◆ **Stated goal**:
Give, as a bare number, the count of lines that contain the word "list".

◆ **Dataset rows**:
+++++
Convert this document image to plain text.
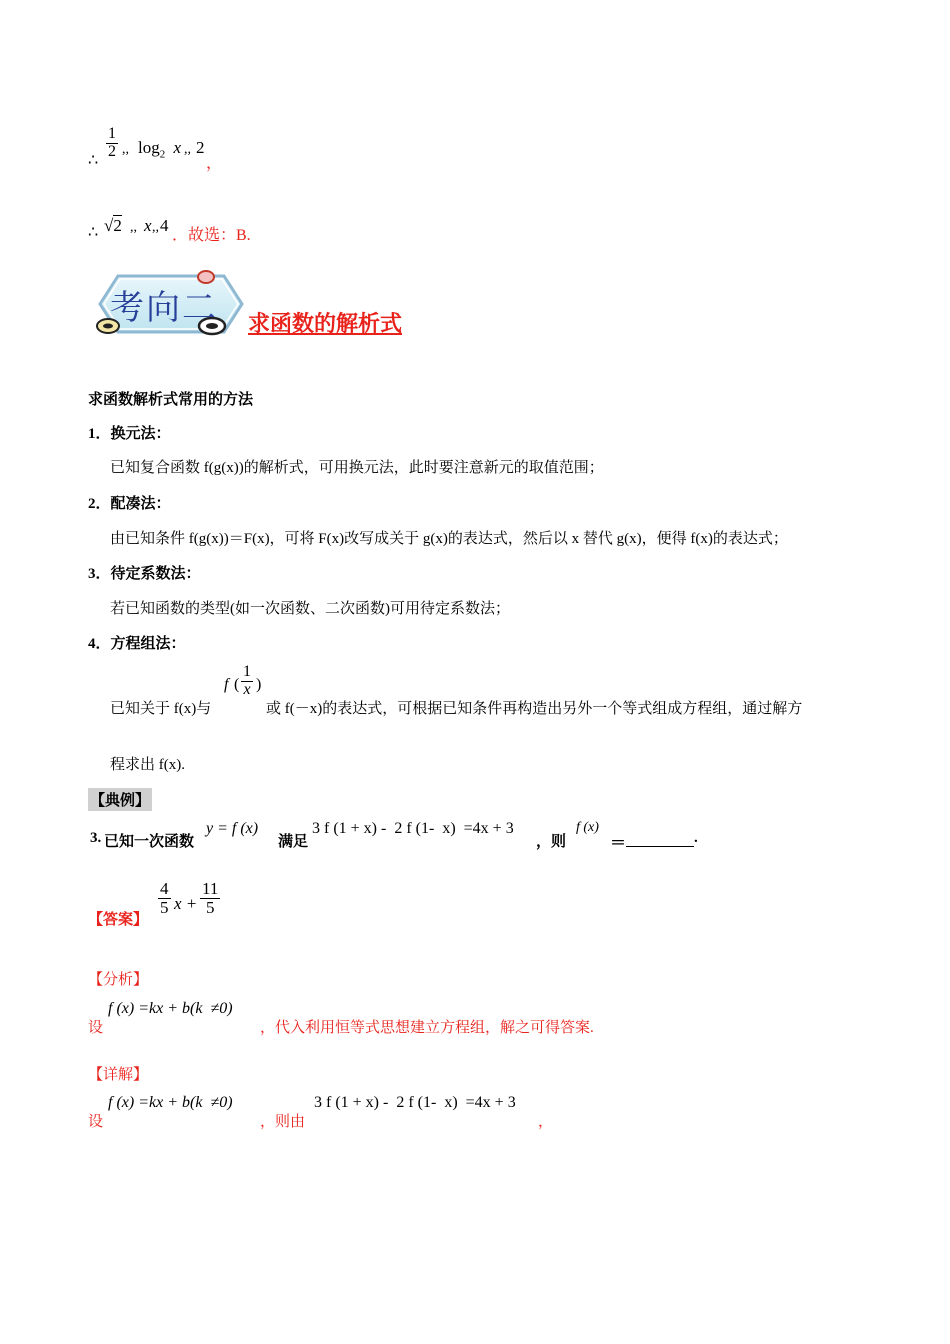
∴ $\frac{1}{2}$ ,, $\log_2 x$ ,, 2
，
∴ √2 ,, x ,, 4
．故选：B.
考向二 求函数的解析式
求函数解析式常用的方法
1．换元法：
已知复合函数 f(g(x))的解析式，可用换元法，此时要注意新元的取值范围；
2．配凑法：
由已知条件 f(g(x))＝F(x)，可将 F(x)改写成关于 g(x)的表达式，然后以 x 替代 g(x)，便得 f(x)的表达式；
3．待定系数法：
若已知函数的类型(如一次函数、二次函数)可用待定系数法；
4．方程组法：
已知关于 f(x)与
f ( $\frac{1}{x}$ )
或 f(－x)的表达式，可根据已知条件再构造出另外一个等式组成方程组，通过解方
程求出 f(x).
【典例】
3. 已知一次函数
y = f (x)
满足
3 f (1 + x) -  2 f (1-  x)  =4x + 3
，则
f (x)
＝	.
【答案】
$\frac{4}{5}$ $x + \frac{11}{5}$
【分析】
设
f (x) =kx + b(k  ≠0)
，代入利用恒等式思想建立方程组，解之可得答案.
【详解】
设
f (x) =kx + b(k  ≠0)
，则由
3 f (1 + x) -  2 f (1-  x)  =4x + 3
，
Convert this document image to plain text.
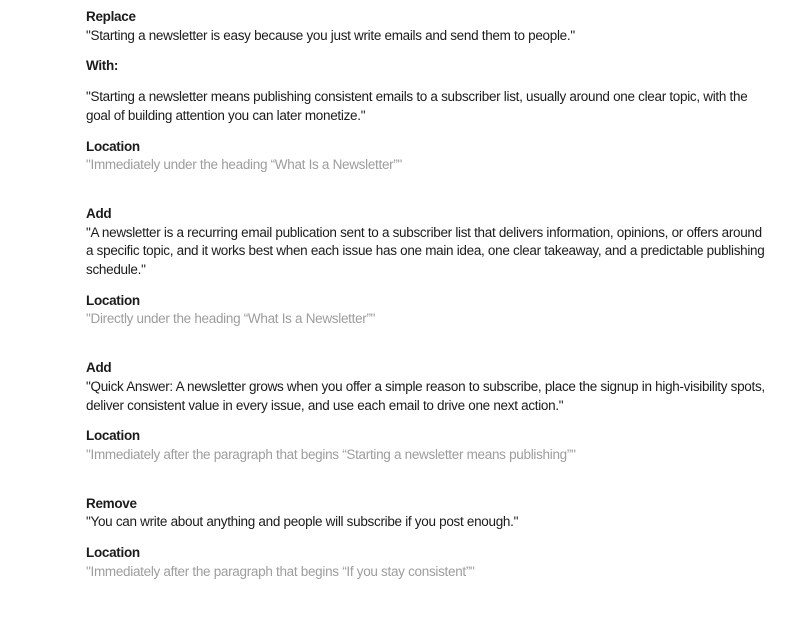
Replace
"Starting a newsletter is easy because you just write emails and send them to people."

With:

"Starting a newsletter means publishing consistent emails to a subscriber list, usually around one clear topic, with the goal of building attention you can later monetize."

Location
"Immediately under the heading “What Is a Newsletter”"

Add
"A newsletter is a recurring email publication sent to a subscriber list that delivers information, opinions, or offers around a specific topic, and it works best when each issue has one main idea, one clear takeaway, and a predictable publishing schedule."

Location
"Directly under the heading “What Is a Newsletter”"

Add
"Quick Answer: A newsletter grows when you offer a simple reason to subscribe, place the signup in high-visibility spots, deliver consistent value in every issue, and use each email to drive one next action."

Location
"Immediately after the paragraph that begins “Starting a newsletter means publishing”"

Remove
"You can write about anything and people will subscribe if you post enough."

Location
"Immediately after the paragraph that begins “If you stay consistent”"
+++++
◆ **Output for this task**:
2